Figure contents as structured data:
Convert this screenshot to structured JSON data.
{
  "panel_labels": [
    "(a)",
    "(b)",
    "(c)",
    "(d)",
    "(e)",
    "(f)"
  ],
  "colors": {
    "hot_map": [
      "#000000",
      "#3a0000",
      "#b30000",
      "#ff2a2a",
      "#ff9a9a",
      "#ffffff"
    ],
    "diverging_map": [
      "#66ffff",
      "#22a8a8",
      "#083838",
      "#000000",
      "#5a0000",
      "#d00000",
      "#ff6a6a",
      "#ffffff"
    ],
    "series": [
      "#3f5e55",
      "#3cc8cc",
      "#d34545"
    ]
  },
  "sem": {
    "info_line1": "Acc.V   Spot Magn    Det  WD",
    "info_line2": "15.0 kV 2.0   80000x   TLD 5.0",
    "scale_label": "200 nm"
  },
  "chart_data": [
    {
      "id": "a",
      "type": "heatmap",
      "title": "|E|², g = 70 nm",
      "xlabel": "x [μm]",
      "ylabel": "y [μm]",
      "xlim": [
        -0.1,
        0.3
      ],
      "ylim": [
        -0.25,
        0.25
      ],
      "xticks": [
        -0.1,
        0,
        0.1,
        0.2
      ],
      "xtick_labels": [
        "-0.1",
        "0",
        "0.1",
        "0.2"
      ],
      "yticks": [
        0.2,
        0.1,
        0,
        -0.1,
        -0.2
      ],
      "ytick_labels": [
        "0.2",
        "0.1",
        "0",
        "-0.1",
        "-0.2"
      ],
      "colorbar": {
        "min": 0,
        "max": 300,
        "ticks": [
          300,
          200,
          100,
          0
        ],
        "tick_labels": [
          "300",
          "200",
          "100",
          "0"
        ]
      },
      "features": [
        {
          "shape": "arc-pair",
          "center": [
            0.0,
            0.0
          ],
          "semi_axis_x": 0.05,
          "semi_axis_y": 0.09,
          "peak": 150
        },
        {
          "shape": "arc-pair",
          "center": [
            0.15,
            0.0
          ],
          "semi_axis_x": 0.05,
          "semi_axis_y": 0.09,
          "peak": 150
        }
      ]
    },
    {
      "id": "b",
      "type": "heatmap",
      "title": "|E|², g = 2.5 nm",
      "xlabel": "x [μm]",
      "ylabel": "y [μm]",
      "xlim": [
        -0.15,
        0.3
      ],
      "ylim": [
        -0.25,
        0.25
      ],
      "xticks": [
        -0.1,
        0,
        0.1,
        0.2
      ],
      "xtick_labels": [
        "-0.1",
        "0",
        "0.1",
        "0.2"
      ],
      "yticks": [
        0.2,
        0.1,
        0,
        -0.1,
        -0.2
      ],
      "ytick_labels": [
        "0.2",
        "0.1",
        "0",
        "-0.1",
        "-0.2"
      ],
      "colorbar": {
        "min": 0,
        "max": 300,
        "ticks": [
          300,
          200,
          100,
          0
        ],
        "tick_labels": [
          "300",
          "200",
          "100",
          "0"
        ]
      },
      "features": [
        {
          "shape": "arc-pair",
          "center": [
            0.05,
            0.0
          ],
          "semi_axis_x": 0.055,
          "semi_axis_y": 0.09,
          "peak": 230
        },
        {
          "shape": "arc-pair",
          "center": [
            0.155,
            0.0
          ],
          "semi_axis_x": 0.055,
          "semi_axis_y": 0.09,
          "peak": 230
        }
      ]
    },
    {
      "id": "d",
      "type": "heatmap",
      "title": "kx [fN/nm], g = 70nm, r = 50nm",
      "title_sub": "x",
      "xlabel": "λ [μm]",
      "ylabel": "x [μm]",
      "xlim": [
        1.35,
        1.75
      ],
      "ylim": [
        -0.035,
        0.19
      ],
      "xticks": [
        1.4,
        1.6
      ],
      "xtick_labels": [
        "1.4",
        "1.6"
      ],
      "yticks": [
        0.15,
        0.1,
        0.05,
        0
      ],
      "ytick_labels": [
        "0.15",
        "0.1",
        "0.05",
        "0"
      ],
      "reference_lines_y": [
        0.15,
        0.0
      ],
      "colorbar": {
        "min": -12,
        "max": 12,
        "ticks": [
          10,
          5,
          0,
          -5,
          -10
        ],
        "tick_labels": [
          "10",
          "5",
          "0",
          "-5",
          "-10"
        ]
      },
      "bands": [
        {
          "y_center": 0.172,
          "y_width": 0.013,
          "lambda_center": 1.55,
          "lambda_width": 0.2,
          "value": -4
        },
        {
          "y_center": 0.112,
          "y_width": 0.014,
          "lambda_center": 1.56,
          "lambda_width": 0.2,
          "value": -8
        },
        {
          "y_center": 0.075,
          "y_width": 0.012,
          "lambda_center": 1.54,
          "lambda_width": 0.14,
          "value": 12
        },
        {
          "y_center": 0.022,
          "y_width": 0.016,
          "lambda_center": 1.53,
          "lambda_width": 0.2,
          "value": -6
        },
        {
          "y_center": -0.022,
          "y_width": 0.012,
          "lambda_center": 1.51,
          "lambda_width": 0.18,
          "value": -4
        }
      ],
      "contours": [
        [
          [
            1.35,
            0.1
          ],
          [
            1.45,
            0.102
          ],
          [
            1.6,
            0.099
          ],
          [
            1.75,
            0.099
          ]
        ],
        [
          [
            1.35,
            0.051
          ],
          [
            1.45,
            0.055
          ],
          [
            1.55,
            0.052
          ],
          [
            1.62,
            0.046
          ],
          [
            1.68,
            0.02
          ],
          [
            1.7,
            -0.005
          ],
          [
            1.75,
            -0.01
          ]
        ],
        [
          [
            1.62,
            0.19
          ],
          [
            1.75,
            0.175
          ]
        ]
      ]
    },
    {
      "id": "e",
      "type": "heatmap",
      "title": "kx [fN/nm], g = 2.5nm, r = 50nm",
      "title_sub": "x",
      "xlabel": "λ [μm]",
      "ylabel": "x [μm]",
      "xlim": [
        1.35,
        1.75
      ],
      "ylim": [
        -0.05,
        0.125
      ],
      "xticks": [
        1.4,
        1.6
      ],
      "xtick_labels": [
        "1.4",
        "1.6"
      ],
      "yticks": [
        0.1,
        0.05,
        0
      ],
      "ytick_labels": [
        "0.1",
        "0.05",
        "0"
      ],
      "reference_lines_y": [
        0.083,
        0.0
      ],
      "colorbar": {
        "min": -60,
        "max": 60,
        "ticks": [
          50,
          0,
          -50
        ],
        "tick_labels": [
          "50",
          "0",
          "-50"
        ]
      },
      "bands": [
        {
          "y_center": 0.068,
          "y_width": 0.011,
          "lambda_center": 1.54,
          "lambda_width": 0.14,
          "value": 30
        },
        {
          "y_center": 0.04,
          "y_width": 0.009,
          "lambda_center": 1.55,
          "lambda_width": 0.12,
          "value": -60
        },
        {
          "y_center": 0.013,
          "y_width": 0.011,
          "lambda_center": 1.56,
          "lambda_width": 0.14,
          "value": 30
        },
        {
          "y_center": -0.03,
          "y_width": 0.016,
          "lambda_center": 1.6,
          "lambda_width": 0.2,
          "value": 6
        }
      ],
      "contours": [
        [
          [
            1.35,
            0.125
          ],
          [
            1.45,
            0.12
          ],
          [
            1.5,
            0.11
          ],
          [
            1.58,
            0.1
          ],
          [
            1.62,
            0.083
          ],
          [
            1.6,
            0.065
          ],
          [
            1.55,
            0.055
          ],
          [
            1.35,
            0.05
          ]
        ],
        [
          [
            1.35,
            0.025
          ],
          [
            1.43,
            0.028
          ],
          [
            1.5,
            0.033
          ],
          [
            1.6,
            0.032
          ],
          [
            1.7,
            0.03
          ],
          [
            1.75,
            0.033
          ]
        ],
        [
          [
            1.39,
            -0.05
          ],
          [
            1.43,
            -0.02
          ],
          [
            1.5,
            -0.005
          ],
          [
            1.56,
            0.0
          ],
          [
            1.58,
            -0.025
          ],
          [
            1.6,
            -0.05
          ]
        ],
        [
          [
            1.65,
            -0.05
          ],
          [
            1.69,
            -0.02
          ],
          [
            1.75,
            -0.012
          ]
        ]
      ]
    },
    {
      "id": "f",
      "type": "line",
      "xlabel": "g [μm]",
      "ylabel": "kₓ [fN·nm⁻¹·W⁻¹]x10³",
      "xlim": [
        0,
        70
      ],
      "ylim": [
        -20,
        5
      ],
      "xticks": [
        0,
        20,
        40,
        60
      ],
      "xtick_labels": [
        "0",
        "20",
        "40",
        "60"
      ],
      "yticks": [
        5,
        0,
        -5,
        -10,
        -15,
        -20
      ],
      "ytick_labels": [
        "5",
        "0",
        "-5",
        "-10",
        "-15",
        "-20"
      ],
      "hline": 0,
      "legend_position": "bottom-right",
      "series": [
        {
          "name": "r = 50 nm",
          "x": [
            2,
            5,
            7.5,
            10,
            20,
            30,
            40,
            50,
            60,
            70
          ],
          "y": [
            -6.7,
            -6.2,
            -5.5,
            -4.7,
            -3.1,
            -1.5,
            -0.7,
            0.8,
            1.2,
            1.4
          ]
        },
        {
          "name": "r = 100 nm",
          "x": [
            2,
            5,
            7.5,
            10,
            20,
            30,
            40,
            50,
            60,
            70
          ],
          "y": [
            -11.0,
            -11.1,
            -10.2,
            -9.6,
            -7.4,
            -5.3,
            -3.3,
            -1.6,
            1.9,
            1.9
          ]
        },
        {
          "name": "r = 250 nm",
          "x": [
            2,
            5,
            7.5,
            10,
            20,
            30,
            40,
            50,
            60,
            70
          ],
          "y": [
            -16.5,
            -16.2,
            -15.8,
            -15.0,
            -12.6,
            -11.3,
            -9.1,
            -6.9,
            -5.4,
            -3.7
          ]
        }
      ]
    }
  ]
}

Short task
Write out every line from the entries where "value" appears.

Solution to the exercise
          "value": -4
          "value": -8
          "value": 12
          "value": -6
          "value": -4
          "value": 30
          "value": -60
          "value": 30
          "value": 6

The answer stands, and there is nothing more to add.